▶ _TASK BRIEF_:
Take all the material and copy it exactly.

▶ _INPUT FOR THIS TASK_:

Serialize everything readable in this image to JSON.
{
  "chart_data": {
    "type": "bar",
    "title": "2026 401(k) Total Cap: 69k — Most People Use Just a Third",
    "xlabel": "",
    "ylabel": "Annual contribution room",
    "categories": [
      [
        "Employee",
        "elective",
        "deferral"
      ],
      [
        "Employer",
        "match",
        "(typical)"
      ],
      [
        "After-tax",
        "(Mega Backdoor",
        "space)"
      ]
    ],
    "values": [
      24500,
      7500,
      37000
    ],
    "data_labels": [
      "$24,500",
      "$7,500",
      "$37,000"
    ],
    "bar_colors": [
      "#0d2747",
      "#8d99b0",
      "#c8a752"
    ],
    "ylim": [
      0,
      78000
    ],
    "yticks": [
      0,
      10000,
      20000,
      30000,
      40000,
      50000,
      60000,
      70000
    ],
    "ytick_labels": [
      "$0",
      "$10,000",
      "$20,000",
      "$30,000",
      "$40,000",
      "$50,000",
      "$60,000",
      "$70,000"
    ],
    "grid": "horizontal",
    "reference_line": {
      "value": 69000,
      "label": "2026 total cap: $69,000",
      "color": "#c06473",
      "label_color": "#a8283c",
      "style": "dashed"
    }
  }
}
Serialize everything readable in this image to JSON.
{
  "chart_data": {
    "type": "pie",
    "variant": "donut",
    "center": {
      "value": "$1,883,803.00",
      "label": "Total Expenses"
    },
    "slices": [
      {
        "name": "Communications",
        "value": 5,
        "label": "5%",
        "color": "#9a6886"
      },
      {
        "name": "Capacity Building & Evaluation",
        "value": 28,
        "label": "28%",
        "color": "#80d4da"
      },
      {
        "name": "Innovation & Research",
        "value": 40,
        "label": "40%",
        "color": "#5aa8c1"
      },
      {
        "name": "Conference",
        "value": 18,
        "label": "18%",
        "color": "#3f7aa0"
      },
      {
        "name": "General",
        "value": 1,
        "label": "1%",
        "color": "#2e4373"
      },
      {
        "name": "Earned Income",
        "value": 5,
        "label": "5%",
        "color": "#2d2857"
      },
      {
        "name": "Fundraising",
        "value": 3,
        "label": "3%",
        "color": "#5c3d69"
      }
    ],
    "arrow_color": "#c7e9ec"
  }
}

▶ _SOLUTION BELOW_:
Serialize everything readable in this image to JSON.
{
  "chart_data": {
    "type": "bar",
    "title": "2026 401(k) Total Cap: 69k — Most People Use Just a Third",
    "xlabel": "",
    "ylabel": "Annual contribution room",
    "categories": [
      [
        "Employee",
        "elective",
        "deferral"
      ],
      [
        "Employer",
        "match",
        "(typical)"
      ],
      [
        "After-tax",
        "(Mega Backdoor",
        "space)"
      ]
    ],
    "values": [
      24500,
      7500,
      37000
    ],
    "data_labels": [
      "$24,500",
      "$7,500",
      "$37,000"
    ],
    "bar_colors": [
      "#0d2747",
      "#8d99b0",
      "#c8a752"
    ],
    "ylim": [
      0,
      78000
    ],
    "yticks": [
      0,
      10000,
      20000,
      30000,
      40000,
      50000,
      60000,
      70000
    ],
    "ytick_labels": [
      "$0",
      "$10,000",
      "$20,000",
      "$30,000",
      "$40,000",
      "$50,000",
      "$60,000",
      "$70,000"
    ],
    "grid": "horizontal",
    "reference_line": {
      "value": 69000,
      "label": "2026 total cap: $69,000",
      "color": "#c06473",
      "label_color": "#a8283c",
      "style": "dashed"
    }
  }
}
Serialize everything readable in this image to JSON.
{
  "chart_data": {
    "type": "pie",
    "variant": "donut",
    "center": {
      "value": "$1,883,803.00",
      "label": "Total Expenses"
    },
    "slices": [
      {
        "name": "Communications",
        "value": 5,
        "label": "5%",
        "color": "#9a6886"
      },
      {
        "name": "Capacity Building & Evaluation",
        "value": 28,
        "label": "28%",
        "color": "#80d4da"
      },
      {
        "name": "Innovation & Research",
        "value": 40,
        "label": "40%",
        "color": "#5aa8c1"
      },
      {
        "name": "Conference",
        "value": 18,
        "label": "18%",
        "color": "#3f7aa0"
      },
      {
        "name": "General",
        "value": 1,
        "label": "1%",
        "color": "#2e4373"
      },
      {
        "name": "Earned Income",
        "value": 5,
        "label": "5%",
        "color": "#2d2857"
      },
      {
        "name": "Fundraising",
        "value": 3,
        "label": "3%",
        "color": "#5c3d69"
      }
    ],
    "arrow_color": "#c7e9ec"
  }
}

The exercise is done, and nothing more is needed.